:: WHAT YOU SHOULD DO ::
Select all lines holding the word "Speed" from the entries that follow.

(Part of a data file)
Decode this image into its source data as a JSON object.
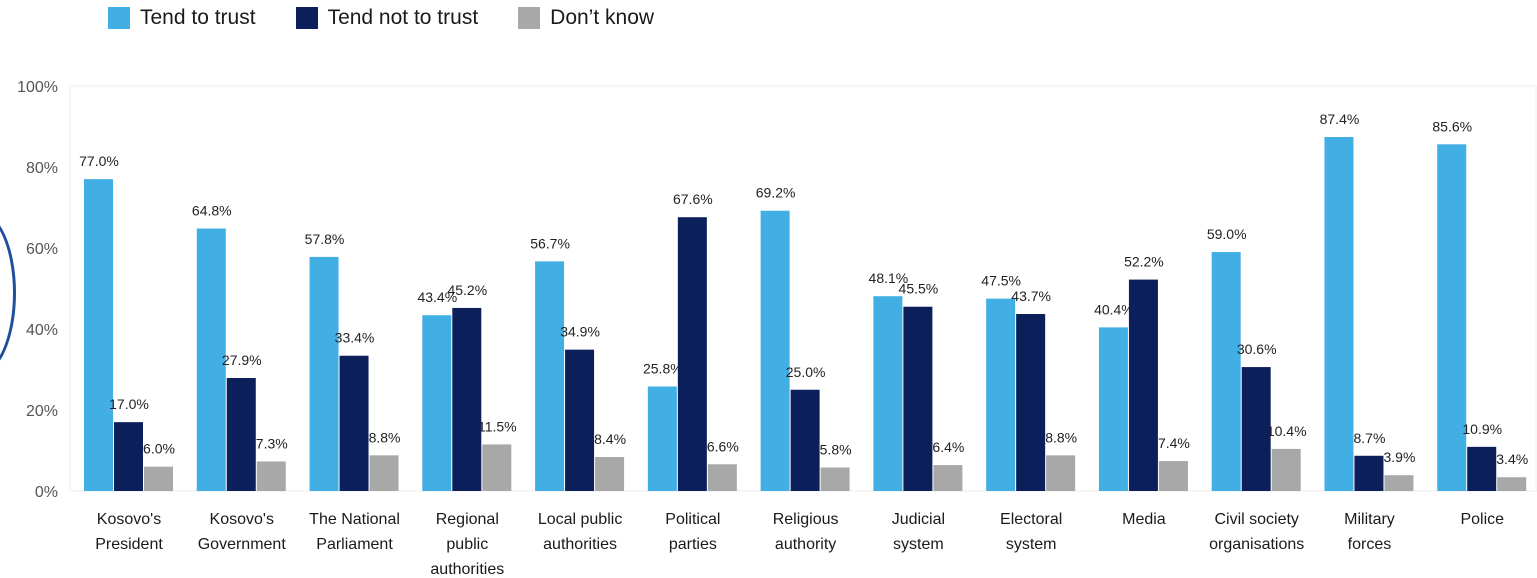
{
  "legend": [
    {
      "label": "Tend to trust",
      "color": "#41aee4"
    },
    {
      "label": "Tend not to trust",
      "color": "#0b1f5b"
    },
    {
      "label": "Don’t know",
      "color": "#a8a8a8"
    }
  ],
  "chart_data": {
    "type": "bar",
    "categories": [
      [
        "Kosovo's",
        "President"
      ],
      [
        "Kosovo's",
        "Government"
      ],
      [
        "The National",
        "Parliament"
      ],
      [
        "Regional",
        "public",
        "authorities"
      ],
      [
        "Local public",
        "authorities"
      ],
      [
        "Political",
        "parties"
      ],
      [
        "Religious",
        "authority"
      ],
      [
        "Judicial",
        "system"
      ],
      [
        "Electoral",
        "system"
      ],
      [
        "Media"
      ],
      [
        "Civil society",
        "organisations"
      ],
      [
        "Military",
        "forces"
      ],
      [
        "Police"
      ]
    ],
    "series": [
      {
        "name": "Tend to trust",
        "color": "#41aee4",
        "values": [
          77.0,
          64.8,
          57.8,
          43.4,
          56.7,
          25.8,
          69.2,
          48.1,
          47.5,
          40.4,
          59.0,
          87.4,
          85.6
        ],
        "labels": [
          "77.0%",
          "64.8%",
          "57.8%",
          "43.4%",
          "56.7%",
          "25.8%",
          "69.2%",
          "48.1%",
          "47.5%",
          "40.4%",
          "59.0%",
          "87.4%",
          "85.6%"
        ]
      },
      {
        "name": "Tend not to trust",
        "color": "#0b1f5b",
        "values": [
          17.0,
          27.9,
          33.4,
          45.2,
          34.9,
          67.6,
          25.0,
          45.5,
          43.7,
          52.2,
          30.6,
          8.7,
          10.9
        ],
        "labels": [
          "17.0%",
          "27.9%",
          "33.4%",
          "45.2%",
          "34.9%",
          "67.6%",
          "25.0%",
          "45.5%",
          "43.7%",
          "52.2%",
          "30.6%",
          "8.7%",
          "10.9%"
        ]
      },
      {
        "name": "Don’t know",
        "color": "#a8a8a8",
        "values": [
          6.0,
          7.3,
          8.8,
          11.5,
          8.4,
          6.6,
          5.8,
          6.4,
          8.8,
          7.4,
          10.4,
          3.9,
          3.4
        ],
        "labels": [
          "6.0%",
          "7.3%",
          "8.8%",
          "11.5%",
          "8.4%",
          "6.6%",
          "5.8%",
          "6.4%",
          "8.8%",
          "7.4%",
          "10.4%",
          "3.9%",
          "3.4%"
        ]
      }
    ],
    "yticks": [
      "0%",
      "20%",
      "40%",
      "60%",
      "80%",
      "100%"
    ],
    "ylim": [
      0,
      100
    ],
    "legend_position": "top-left",
    "grid": false
  }
}
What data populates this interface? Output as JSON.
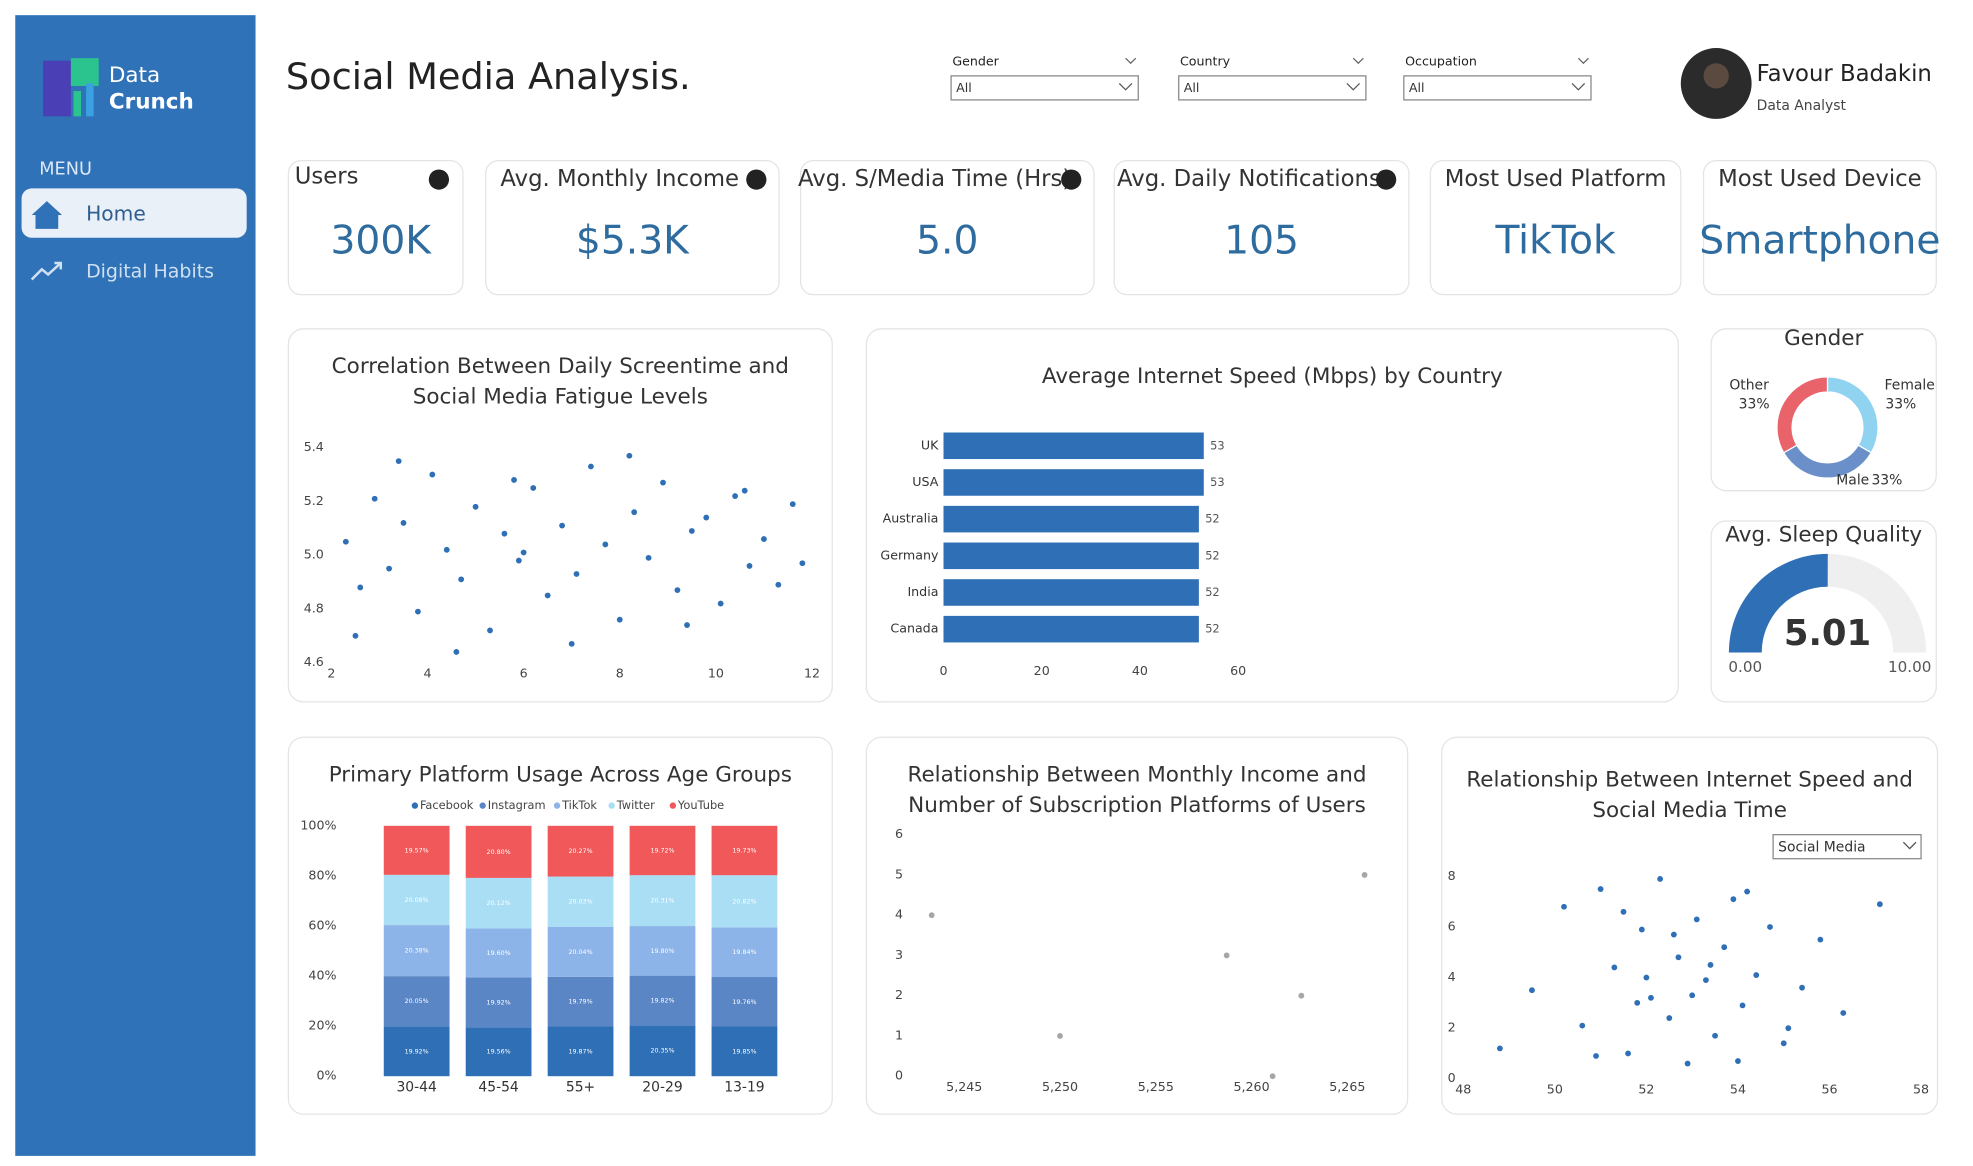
{
  "sidebar": {
    "logo": [
      "Data",
      "Crunch"
    ],
    "menu_label": "MENU",
    "items": [
      "Home",
      "Digital Habits"
    ]
  },
  "header": {
    "title": "Social Media Analysis.",
    "user_name": "Favour Badakin",
    "user_role": "Data Analyst"
  },
  "filters": [
    {
      "label": "Gender",
      "value": "All"
    },
    {
      "label": "Country",
      "value": "All"
    },
    {
      "label": "Occupation",
      "value": "All"
    }
  ],
  "kpis": [
    {
      "label": "Users",
      "value": "300K"
    },
    {
      "label": "Avg. Monthly Income",
      "value": "$5.3K"
    },
    {
      "label": "Avg. S/Media Time (Hrs)",
      "value": "5.0"
    },
    {
      "label": "Avg. Daily Notifications",
      "value": "105"
    },
    {
      "label": "Most Used Platform",
      "value": "TikTok"
    },
    {
      "label": "Most Used Device",
      "value": "Smartphone"
    }
  ],
  "chart_data": [
    {
      "type": "scatter",
      "title": "Correlation Between Daily Screentime and Social Media Fatigue Levels",
      "x": [
        2.3,
        2.6,
        2.9,
        3.2,
        3.5,
        3.8,
        4.1,
        4.4,
        4.7,
        5.0,
        5.3,
        5.6,
        5.9,
        6.2,
        6.5,
        6.8,
        7.1,
        7.4,
        7.7,
        8.0,
        8.3,
        8.6,
        8.9,
        9.2,
        9.5,
        9.8,
        10.1,
        10.4,
        10.7,
        11.0,
        11.3,
        11.6,
        2.5,
        3.4,
        4.6,
        5.8,
        7.0,
        8.2,
        9.4,
        10.6,
        11.8,
        6.0
      ],
      "y": [
        5.05,
        4.88,
        5.21,
        4.95,
        5.12,
        4.79,
        5.3,
        5.02,
        4.91,
        5.18,
        4.72,
        5.08,
        4.98,
        5.25,
        4.85,
        5.11,
        4.93,
        5.33,
        5.04,
        4.76,
        5.16,
        4.99,
        5.27,
        4.87,
        5.09,
        5.14,
        4.82,
        5.22,
        4.96,
        5.06,
        4.89,
        5.19,
        4.7,
        5.35,
        4.64,
        5.28,
        4.67,
        5.37,
        4.74,
        5.24,
        4.97,
        5.01
      ],
      "color": "#2e6fb5",
      "xlim": [
        2,
        12
      ],
      "xticks": [
        2,
        4,
        6,
        8,
        10,
        12
      ],
      "ylim": [
        4.6,
        5.4
      ],
      "yticks": [
        4.6,
        4.8,
        {
          "value": 5,
          "label": "5.0"
        },
        5.2,
        5.4
      ],
      "grid": false
    },
    {
      "type": "hbar",
      "title": "Average Internet Speed (Mbps) by Country",
      "categories": [
        "UK",
        "USA",
        "Australia",
        "Germany",
        "India",
        "Canada"
      ],
      "values": [
        53,
        53,
        52,
        52,
        52,
        52
      ],
      "color": "#2e6fb5",
      "xlim": [
        0,
        60
      ],
      "xticks": [
        0,
        20,
        40,
        60
      ],
      "grid": false
    },
    {
      "type": "donut",
      "title": "Gender",
      "categories": [
        "Female",
        "Male",
        "Other"
      ],
      "values": [
        33,
        33,
        33
      ],
      "value_labels": [
        "33%",
        "33%",
        "33%"
      ],
      "colors": [
        "#8fd3f0",
        "#6b8fc9",
        "#e8636a"
      ]
    },
    {
      "type": "gauge",
      "title": "Avg. Sleep Quality",
      "value": 5.01,
      "ylim": [
        0,
        10
      ],
      "yticks": [
        {
          "value": 0,
          "label": "0.00"
        },
        {
          "value": 10,
          "label": "10.00"
        }
      ],
      "color": "#2e6fb5"
    },
    {
      "type": "stacked",
      "title": "Primary Platform Usage Across Age Groups",
      "categories": [
        "30-44",
        "45-54",
        "55+",
        "20-29",
        "13-19"
      ],
      "series": [
        {
          "name": "Facebook",
          "color": "#2e6fb5",
          "values": [
            19.92,
            19.56,
            19.87,
            20.35,
            19.85
          ],
          "value_labels": [
            "19.92%",
            "19.56%",
            "19.87%",
            "20.35%",
            "19.85%"
          ]
        },
        {
          "name": "Instagram",
          "color": "#5b86c5",
          "values": [
            20.05,
            19.92,
            19.79,
            19.82,
            19.76
          ],
          "value_labels": [
            "20.05%",
            "19.92%",
            "19.79%",
            "19.82%",
            "19.76%"
          ]
        },
        {
          "name": "TikTok",
          "color": "#8db4e8",
          "values": [
            20.38,
            19.6,
            20.04,
            19.8,
            19.84
          ],
          "value_labels": [
            "20.38%",
            "19.60%",
            "20.04%",
            "19.80%",
            "19.84%"
          ]
        },
        {
          "name": "Twitter",
          "color": "#a9def5",
          "values": [
            20.08,
            20.12,
            20.03,
            20.31,
            20.82
          ],
          "value_labels": [
            "20.08%",
            "20.12%",
            "20.03%",
            "20.31%",
            "20.82%"
          ]
        },
        {
          "name": "YouTube",
          "color": "#f0585a",
          "values": [
            19.57,
            20.8,
            20.27,
            19.72,
            19.73
          ],
          "value_labels": [
            "19.57%",
            "20.80%",
            "20.27%",
            "19.72%",
            "19.73%"
          ]
        }
      ],
      "ylim": [
        0,
        100
      ],
      "yticks": [
        {
          "value": 0,
          "label": "0%"
        },
        {
          "value": 20,
          "label": "20%"
        },
        {
          "value": 40,
          "label": "40%"
        },
        {
          "value": 60,
          "label": "60%"
        },
        {
          "value": 80,
          "label": "80%"
        },
        {
          "value": 100,
          "label": "100%"
        }
      ]
    },
    {
      "type": "scatter",
      "title": "Relationship Between Monthly Income and Number of Subscription Platforms of Users",
      "x": [
        5243.3,
        5250.0,
        5258.7,
        5262.6,
        5265.9,
        5261.1
      ],
      "y": [
        4,
        1,
        3,
        2,
        5,
        0
      ],
      "color": "#a6a6a6",
      "xlim": [
        5242.2,
        5266.3
      ],
      "xticks": [
        {
          "value": 5245,
          "label": "5,245"
        },
        {
          "value": 5250,
          "label": "5,250"
        },
        {
          "value": 5255,
          "label": "5,255"
        },
        {
          "value": 5260,
          "label": "5,260"
        },
        {
          "value": 5265,
          "label": "5,265"
        }
      ],
      "ylim": [
        0,
        6
      ],
      "yticks": [
        0,
        1,
        2,
        3,
        4,
        5,
        6
      ],
      "grid": false
    },
    {
      "type": "scatter",
      "title": "Relationship Between Internet Speed and Social Media Time",
      "dropdown": "Social Media",
      "x": [
        48.8,
        49.5,
        50.2,
        50.6,
        51.0,
        51.3,
        51.6,
        51.9,
        52.1,
        52.3,
        52.5,
        52.7,
        52.9,
        53.1,
        53.3,
        53.5,
        53.7,
        53.9,
        54.1,
        54.4,
        54.7,
        55.0,
        55.4,
        55.8,
        56.3,
        57.1,
        50.9,
        51.8,
        52.6,
        53.4,
        54.2,
        55.1,
        52.0,
        53.0,
        54.0,
        51.5
      ],
      "y": [
        1.2,
        3.5,
        6.8,
        2.1,
        7.5,
        4.4,
        1.0,
        5.9,
        3.2,
        7.9,
        2.4,
        4.8,
        0.6,
        6.3,
        3.9,
        1.7,
        5.2,
        7.1,
        2.9,
        4.1,
        6.0,
        1.4,
        3.6,
        5.5,
        2.6,
        6.9,
        0.9,
        3.0,
        5.7,
        4.5,
        7.4,
        2.0,
        4.0,
        3.3,
        0.7,
        6.6
      ],
      "color": "#2e6fb5",
      "xlim": [
        48,
        58
      ],
      "xticks": [
        48,
        50,
        52,
        54,
        56,
        58
      ],
      "ylim": [
        0,
        8
      ],
      "yticks": [
        0,
        2,
        4,
        6,
        8
      ],
      "grid": false
    }
  ]
}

:: RESULT ::
      "title": "Average Internet Speed (Mbps) by Country",
      "title": "Relationship Between Internet Speed and Social Media Time",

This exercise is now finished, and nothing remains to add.